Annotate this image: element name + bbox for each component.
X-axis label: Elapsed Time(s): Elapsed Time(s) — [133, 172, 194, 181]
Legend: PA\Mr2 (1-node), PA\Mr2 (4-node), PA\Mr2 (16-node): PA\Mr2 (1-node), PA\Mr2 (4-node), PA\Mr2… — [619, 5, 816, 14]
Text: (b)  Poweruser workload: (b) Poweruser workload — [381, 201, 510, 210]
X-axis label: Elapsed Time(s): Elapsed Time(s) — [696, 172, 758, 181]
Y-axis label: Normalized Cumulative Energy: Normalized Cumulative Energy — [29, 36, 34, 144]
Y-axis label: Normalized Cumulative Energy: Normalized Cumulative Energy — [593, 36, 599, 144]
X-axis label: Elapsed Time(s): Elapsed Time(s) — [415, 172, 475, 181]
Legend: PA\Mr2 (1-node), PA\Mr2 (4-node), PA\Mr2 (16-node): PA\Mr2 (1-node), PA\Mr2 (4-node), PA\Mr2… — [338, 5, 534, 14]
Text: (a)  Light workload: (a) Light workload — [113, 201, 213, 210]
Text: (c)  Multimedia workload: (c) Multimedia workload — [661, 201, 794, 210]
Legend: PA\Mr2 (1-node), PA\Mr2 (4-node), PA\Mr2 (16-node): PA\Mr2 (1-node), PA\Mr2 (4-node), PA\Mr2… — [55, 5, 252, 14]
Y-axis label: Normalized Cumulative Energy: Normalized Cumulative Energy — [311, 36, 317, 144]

********

**DIRECTION:** Copy every row above word for word, keeping each line as it appears.

**WRITTEN REPLY:**
Annotate this image: element name + bbox for each component.
X-axis label: Elapsed Time(s): Elapsed Time(s) — [133, 172, 194, 181]
Legend: PA\Mr2 (1-node), PA\Mr2 (4-node), PA\Mr2 (16-node): PA\Mr2 (1-node), PA\Mr2 (4-node), PA\Mr2… — [619, 5, 816, 14]
Text: (b)  Poweruser workload: (b) Poweruser workload — [381, 201, 510, 210]
X-axis label: Elapsed Time(s): Elapsed Time(s) — [696, 172, 758, 181]
Y-axis label: Normalized Cumulative Energy: Normalized Cumulative Energy — [29, 36, 34, 144]
Y-axis label: Normalized Cumulative Energy: Normalized Cumulative Energy — [593, 36, 599, 144]
X-axis label: Elapsed Time(s): Elapsed Time(s) — [415, 172, 475, 181]
Legend: PA\Mr2 (1-node), PA\Mr2 (4-node), PA\Mr2 (16-node): PA\Mr2 (1-node), PA\Mr2 (4-node), PA\Mr2… — [338, 5, 534, 14]
Text: (a)  Light workload: (a) Light workload — [113, 201, 213, 210]
Text: (c)  Multimedia workload: (c) Multimedia workload — [661, 201, 794, 210]
Legend: PA\Mr2 (1-node), PA\Mr2 (4-node), PA\Mr2 (16-node): PA\Mr2 (1-node), PA\Mr2 (4-node), PA\Mr2… — [55, 5, 252, 14]
Y-axis label: Normalized Cumulative Energy: Normalized Cumulative Energy — [311, 36, 317, 144]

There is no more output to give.